Stored entries:
--- start ---

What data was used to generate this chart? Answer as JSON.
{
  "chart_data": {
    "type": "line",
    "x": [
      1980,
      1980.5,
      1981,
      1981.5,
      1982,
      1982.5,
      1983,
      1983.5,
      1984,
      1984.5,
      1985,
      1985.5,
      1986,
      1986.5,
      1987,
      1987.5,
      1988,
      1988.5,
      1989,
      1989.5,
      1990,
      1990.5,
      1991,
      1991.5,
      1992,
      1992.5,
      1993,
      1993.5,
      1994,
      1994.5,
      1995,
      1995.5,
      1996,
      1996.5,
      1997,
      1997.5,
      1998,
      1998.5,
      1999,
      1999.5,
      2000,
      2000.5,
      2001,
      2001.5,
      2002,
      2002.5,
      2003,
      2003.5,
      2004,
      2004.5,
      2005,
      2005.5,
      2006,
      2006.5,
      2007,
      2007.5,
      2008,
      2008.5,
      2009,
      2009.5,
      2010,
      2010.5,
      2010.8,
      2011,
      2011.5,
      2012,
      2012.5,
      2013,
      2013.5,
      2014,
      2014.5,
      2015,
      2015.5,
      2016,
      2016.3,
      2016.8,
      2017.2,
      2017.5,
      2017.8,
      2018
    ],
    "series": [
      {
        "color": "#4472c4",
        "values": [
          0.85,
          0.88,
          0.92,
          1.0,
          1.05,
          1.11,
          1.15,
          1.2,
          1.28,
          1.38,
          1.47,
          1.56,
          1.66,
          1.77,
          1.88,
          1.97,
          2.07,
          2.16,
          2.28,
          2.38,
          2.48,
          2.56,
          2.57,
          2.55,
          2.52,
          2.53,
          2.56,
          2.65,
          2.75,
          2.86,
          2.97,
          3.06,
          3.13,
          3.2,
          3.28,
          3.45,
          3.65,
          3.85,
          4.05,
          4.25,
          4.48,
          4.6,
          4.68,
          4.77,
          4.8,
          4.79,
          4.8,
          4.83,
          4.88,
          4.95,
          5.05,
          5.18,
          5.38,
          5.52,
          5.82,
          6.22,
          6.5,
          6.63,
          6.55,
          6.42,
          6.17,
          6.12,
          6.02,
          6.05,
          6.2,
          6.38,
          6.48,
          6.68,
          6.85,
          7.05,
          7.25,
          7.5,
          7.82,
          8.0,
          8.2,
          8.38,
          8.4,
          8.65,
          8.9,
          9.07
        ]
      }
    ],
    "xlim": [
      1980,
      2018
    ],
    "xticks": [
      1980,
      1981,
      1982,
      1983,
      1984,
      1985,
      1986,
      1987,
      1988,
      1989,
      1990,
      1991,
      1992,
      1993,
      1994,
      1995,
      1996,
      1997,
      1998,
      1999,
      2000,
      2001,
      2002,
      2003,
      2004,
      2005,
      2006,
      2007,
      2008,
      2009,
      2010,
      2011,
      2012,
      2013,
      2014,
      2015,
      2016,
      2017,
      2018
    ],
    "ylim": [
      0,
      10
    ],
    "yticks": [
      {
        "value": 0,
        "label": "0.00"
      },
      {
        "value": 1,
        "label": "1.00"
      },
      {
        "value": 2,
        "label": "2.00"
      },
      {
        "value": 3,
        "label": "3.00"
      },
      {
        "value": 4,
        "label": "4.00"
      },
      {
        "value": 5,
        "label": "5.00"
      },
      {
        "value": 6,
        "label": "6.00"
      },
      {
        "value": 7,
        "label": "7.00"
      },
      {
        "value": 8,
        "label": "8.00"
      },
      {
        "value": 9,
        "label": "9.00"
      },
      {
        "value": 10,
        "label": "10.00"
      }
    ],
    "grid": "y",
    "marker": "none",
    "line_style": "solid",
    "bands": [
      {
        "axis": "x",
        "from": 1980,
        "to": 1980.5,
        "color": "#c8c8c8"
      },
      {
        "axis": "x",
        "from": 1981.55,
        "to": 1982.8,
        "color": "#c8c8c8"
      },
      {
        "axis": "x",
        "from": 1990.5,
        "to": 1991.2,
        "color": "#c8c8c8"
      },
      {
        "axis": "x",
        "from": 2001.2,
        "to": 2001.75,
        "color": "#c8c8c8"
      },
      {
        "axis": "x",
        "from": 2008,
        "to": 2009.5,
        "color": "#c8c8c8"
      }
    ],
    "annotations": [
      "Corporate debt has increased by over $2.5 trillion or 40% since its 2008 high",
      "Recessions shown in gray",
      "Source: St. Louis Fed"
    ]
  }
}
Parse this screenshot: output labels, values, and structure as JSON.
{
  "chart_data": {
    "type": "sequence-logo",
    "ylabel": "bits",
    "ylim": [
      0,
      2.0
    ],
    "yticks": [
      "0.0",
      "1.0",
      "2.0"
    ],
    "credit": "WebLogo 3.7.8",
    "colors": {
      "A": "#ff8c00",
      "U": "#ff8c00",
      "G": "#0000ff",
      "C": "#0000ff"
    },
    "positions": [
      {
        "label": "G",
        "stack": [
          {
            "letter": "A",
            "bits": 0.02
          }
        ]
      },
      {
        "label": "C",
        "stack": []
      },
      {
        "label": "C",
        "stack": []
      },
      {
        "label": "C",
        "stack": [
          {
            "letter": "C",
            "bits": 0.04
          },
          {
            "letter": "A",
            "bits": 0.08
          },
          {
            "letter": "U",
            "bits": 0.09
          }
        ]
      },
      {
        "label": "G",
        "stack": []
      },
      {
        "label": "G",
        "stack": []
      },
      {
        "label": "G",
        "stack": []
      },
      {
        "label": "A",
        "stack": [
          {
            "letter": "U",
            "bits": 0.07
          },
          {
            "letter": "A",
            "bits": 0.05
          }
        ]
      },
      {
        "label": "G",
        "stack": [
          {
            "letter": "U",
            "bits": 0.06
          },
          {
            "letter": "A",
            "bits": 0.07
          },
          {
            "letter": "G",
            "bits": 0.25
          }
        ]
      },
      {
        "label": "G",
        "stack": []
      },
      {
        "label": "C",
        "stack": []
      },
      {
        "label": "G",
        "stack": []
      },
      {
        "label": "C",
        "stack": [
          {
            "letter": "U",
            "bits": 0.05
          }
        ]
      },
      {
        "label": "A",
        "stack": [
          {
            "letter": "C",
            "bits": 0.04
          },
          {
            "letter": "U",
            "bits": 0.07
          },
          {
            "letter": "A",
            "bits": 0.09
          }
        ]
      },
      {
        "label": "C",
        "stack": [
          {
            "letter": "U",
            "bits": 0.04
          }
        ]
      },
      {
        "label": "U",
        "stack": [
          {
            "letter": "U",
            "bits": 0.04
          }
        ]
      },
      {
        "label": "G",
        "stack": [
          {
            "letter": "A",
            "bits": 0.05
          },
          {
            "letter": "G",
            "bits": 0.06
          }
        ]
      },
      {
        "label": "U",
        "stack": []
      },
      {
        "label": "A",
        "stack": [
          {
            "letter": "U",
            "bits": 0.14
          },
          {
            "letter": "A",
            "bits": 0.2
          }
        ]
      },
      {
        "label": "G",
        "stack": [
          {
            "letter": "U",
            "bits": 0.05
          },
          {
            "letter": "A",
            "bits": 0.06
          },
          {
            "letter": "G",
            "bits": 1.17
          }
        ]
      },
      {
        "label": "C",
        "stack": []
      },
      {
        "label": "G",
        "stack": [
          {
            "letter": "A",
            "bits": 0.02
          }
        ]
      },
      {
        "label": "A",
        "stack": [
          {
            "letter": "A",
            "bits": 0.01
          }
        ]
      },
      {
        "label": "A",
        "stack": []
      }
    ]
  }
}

--- end ---

▸ **Required task**
Extract the full listing above without alteration.

▸ **Task result**
What data was used to generate this chart? Answer as JSON.
{
  "chart_data": {
    "type": "line",
    "x": [
      1980,
      1980.5,
      1981,
      1981.5,
      1982,
      1982.5,
      1983,
      1983.5,
      1984,
      1984.5,
      1985,
      1985.5,
      1986,
      1986.5,
      1987,
      1987.5,
      1988,
      1988.5,
      1989,
      1989.5,
      1990,
      1990.5,
      1991,
      1991.5,
      1992,
      1992.5,
      1993,
      1993.5,
      1994,
      1994.5,
      1995,
      1995.5,
      1996,
      1996.5,
      1997,
      1997.5,
      1998,
      1998.5,
      1999,
      1999.5,
      2000,
      2000.5,
      2001,
      2001.5,
      2002,
      2002.5,
      2003,
      2003.5,
      2004,
      2004.5,
      2005,
      2005.5,
      2006,
      2006.5,
      2007,
      2007.5,
      2008,
      2008.5,
      2009,
      2009.5,
      2010,
      2010.5,
      2010.8,
      2011,
      2011.5,
      2012,
      2012.5,
      2013,
      2013.5,
      2014,
      2014.5,
      2015,
      2015.5,
      2016,
      2016.3,
      2016.8,
      2017.2,
      2017.5,
      2017.8,
      2018
    ],
    "series": [
      {
        "color": "#4472c4",
        "values": [
          0.85,
          0.88,
          0.92,
          1.0,
          1.05,
          1.11,
          1.15,
          1.2,
          1.28,
          1.38,
          1.47,
          1.56,
          1.66,
          1.77,
          1.88,
          1.97,
          2.07,
          2.16,
          2.28,
          2.38,
          2.48,
          2.56,
          2.57,
          2.55,
          2.52,
          2.53,
          2.56,
          2.65,
          2.75,
          2.86,
          2.97,
          3.06,
          3.13,
          3.2,
          3.28,
          3.45,
          3.65,
          3.85,
          4.05,
          4.25,
          4.48,
          4.6,
          4.68,
          4.77,
          4.8,
          4.79,
          4.8,
          4.83,
          4.88,
          4.95,
          5.05,
          5.18,
          5.38,
          5.52,
          5.82,
          6.22,
          6.5,
          6.63,
          6.55,
          6.42,
          6.17,
          6.12,
          6.02,
          6.05,
          6.2,
          6.38,
          6.48,
          6.68,
          6.85,
          7.05,
          7.25,
          7.5,
          7.82,
          8.0,
          8.2,
          8.38,
          8.4,
          8.65,
          8.9,
          9.07
        ]
      }
    ],
    "xlim": [
      1980,
      2018
    ],
    "xticks": [
      1980,
      1981,
      1982,
      1983,
      1984,
      1985,
      1986,
      1987,
      1988,
      1989,
      1990,
      1991,
      1992,
      1993,
      1994,
      1995,
      1996,
      1997,
      1998,
      1999,
      2000,
      2001,
      2002,
      2003,
      2004,
      2005,
      2006,
      2007,
      2008,
      2009,
      2010,
      2011,
      2012,
      2013,
      2014,
      2015,
      2016,
      2017,
      2018
    ],
    "ylim": [
      0,
      10
    ],
    "yticks": [
      {
        "value": 0,
        "label": "0.00"
      },
      {
        "value": 1,
        "label": "1.00"
      },
      {
        "value": 2,
        "label": "2.00"
      },
      {
        "value": 3,
        "label": "3.00"
      },
      {
        "value": 4,
        "label": "4.00"
      },
      {
        "value": 5,
        "label": "5.00"
      },
      {
        "value": 6,
        "label": "6.00"
      },
      {
        "value": 7,
        "label": "7.00"
      },
      {
        "value": 8,
        "label": "8.00"
      },
      {
        "value": 9,
        "label": "9.00"
      },
      {
        "value": 10,
        "label": "10.00"
      }
    ],
    "grid": "y",
    "marker": "none",
    "line_style": "solid",
    "bands": [
      {
        "axis": "x",
        "from": 1980,
        "to": 1980.5,
        "color": "#c8c8c8"
      },
      {
        "axis": "x",
        "from": 1981.55,
        "to": 1982.8,
        "color": "#c8c8c8"
      },
      {
        "axis": "x",
        "from": 1990.5,
        "to": 1991.2,
        "color": "#c8c8c8"
      },
      {
        "axis": "x",
        "from": 2001.2,
        "to": 2001.75,
        "color": "#c8c8c8"
      },
      {
        "axis": "x",
        "from": 2008,
        "to": 2009.5,
        "color": "#c8c8c8"
      }
    ],
    "annotations": [
      "Corporate debt has increased by over $2.5 trillion or 40% since its 2008 high",
      "Recessions shown in gray",
      "Source: St. Louis Fed"
    ]
  }
}
Parse this screenshot: output labels, values, and structure as JSON.
{
  "chart_data": {
    "type": "sequence-logo",
    "ylabel": "bits",
    "ylim": [
      0,
      2.0
    ],
    "yticks": [
      "0.0",
      "1.0",
      "2.0"
    ],
    "credit": "WebLogo 3.7.8",
    "colors": {
      "A": "#ff8c00",
      "U": "#ff8c00",
      "G": "#0000ff",
      "C": "#0000ff"
    },
    "positions": [
      {
        "label": "G",
        "stack": [
          {
            "letter": "A",
            "bits": 0.02
          }
        ]
      },
      {
        "label": "C",
        "stack": []
      },
      {
        "label": "C",
        "stack": []
      },
      {
        "label": "C",
        "stack": [
          {
            "letter": "C",
            "bits": 0.04
          },
          {
            "letter": "A",
            "bits": 0.08
          },
          {
            "letter": "U",
            "bits": 0.09
          }
        ]
      },
      {
        "label": "G",
        "stack": []
      },
      {
        "label": "G",
        "stack": []
      },
      {
        "label": "G",
        "stack": []
      },
      {
        "label": "A",
        "stack": [
          {
            "letter": "U",
            "bits": 0.07
          },
          {
            "letter": "A",
            "bits": 0.05
          }
        ]
      },
      {
        "label": "G",
        "stack": [
          {
            "letter": "U",
            "bits": 0.06
          },
          {
            "letter": "A",
            "bits": 0.07
          },
          {
            "letter": "G",
            "bits": 0.25
          }
        ]
      },
      {
        "label": "G",
        "stack": []
      },
      {
        "label": "C",
        "stack": []
      },
      {
        "label": "G",
        "stack": []
      },
      {
        "label": "C",
        "stack": [
          {
            "letter": "U",
            "bits": 0.05
          }
        ]
      },
      {
        "label": "A",
        "stack": [
          {
            "letter": "C",
            "bits": 0.04
          },
          {
            "letter": "U",
            "bits": 0.07
          },
          {
            "letter": "A",
            "bits": 0.09
          }
        ]
      },
      {
        "label": "C",
        "stack": [
          {
            "letter": "U",
            "bits": 0.04
          }
        ]
      },
      {
        "label": "U",
        "stack": [
          {
            "letter": "U",
            "bits": 0.04
          }
        ]
      },
      {
        "label": "G",
        "stack": [
          {
            "letter": "A",
            "bits": 0.05
          },
          {
            "letter": "G",
            "bits": 0.06
          }
        ]
      },
      {
        "label": "U",
        "stack": []
      },
      {
        "label": "A",
        "stack": [
          {
            "letter": "U",
            "bits": 0.14
          },
          {
            "letter": "A",
            "bits": 0.2
          }
        ]
      },
      {
        "label": "G",
        "stack": [
          {
            "letter": "U",
            "bits": 0.05
          },
          {
            "letter": "A",
            "bits": 0.06
          },
          {
            "letter": "G",
            "bits": 1.17
          }
        ]
      },
      {
        "label": "C",
        "stack": []
      },
      {
        "label": "G",
        "stack": [
          {
            "letter": "A",
            "bits": 0.02
          }
        ]
      },
      {
        "label": "A",
        "stack": [
          {
            "letter": "A",
            "bits": 0.01
          }
        ]
      },
      {
        "label": "A",
        "stack": []
      }
    ]
  }
}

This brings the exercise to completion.